### [YOUR OBJECTIVE]
Note how many lines hold the string "Equiv" and give that number without any other words.

**********

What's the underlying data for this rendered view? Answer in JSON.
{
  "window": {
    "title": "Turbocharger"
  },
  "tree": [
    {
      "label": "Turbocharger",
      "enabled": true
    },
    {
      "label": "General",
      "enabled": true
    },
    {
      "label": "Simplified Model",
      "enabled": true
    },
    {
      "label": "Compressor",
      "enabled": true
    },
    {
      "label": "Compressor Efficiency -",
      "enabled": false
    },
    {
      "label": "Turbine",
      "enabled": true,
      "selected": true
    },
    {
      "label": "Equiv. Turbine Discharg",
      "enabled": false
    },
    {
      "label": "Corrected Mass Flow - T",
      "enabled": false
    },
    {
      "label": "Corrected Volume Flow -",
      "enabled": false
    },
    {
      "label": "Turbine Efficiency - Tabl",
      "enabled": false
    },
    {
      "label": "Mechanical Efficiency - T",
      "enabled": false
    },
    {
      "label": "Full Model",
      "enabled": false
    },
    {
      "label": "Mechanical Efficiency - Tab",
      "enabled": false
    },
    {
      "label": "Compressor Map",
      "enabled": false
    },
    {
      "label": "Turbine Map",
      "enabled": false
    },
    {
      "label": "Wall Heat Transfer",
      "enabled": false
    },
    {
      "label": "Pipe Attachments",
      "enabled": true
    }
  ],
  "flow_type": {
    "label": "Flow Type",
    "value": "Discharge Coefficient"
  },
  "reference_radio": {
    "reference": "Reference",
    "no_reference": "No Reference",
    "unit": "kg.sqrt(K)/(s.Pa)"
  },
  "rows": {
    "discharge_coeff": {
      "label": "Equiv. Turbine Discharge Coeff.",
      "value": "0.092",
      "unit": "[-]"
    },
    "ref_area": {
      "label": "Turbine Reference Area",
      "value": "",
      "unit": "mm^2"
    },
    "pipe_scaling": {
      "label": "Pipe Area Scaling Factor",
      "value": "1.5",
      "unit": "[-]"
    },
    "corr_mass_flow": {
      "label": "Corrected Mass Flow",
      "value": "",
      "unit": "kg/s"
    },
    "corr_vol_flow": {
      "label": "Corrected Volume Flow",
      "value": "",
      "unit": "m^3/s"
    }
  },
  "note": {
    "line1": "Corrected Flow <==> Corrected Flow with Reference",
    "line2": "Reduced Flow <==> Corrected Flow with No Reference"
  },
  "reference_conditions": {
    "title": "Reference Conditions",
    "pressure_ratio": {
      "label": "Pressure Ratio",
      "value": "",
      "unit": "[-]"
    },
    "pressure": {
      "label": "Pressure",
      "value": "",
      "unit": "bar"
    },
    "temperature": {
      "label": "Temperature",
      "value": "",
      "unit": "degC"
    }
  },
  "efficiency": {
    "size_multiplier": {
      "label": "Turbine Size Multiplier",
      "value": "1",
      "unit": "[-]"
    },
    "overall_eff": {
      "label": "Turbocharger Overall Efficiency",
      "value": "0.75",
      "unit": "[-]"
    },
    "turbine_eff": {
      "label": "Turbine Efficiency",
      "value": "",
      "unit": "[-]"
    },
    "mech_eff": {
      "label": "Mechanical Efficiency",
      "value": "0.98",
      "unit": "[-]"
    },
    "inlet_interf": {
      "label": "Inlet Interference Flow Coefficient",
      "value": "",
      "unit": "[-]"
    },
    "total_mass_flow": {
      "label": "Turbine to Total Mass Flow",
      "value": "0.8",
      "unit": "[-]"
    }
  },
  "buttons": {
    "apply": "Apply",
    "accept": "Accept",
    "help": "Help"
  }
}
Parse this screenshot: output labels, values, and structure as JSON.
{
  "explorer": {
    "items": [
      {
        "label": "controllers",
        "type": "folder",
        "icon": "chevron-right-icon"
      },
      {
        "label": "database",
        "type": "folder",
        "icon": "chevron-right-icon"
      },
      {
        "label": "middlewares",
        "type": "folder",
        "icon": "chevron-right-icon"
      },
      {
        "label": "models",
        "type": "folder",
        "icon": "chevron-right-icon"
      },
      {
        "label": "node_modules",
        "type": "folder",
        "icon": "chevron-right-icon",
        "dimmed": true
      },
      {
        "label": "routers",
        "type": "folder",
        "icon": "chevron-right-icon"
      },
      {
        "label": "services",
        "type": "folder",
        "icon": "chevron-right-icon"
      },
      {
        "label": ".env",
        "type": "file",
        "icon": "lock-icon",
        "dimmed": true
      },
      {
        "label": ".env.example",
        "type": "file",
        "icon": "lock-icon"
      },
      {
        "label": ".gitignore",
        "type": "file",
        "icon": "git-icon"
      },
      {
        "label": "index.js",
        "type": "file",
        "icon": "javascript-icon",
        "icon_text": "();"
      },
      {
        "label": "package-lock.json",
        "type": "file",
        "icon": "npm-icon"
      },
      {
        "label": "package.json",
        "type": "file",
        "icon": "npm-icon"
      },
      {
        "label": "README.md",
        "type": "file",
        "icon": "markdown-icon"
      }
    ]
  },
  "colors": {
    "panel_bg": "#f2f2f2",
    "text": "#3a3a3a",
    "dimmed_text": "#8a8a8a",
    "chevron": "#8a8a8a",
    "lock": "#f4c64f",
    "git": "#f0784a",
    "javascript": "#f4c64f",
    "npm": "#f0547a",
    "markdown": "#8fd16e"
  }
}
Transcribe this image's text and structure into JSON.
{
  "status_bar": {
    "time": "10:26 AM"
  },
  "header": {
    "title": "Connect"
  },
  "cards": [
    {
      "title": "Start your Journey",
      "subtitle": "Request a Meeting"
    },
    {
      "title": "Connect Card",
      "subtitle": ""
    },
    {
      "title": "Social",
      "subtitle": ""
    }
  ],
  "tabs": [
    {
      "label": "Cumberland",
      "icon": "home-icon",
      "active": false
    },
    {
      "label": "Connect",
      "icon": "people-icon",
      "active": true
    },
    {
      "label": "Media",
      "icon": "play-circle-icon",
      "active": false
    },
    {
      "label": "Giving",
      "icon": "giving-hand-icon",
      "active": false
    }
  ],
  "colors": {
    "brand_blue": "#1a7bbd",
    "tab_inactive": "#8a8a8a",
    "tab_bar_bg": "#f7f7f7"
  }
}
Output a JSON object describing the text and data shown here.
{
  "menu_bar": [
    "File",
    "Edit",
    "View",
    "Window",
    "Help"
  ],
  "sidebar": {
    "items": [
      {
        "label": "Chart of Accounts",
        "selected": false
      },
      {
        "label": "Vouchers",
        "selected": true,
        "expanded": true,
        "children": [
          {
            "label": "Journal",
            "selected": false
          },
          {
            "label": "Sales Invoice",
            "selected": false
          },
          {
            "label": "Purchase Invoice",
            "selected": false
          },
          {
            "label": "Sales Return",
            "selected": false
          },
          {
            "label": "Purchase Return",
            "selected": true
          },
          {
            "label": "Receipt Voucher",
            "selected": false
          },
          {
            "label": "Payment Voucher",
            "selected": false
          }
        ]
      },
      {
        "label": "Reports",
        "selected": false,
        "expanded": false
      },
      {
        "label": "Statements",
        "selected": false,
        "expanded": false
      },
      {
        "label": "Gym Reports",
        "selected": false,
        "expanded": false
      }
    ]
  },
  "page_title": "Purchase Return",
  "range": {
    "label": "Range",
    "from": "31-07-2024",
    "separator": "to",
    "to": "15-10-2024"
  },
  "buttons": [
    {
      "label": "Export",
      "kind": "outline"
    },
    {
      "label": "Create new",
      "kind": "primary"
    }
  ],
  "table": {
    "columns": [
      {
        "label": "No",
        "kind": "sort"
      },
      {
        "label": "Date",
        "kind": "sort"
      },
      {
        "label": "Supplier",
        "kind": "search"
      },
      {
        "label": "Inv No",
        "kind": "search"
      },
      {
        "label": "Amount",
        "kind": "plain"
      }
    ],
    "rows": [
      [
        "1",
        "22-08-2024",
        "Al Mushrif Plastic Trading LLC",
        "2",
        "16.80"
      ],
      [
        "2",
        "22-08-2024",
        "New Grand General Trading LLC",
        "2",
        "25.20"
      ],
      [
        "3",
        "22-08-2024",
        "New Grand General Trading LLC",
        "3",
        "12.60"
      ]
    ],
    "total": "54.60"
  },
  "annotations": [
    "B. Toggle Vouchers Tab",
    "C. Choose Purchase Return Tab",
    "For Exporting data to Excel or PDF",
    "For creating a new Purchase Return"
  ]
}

**********

### [EXERCISE SOLUTION]
2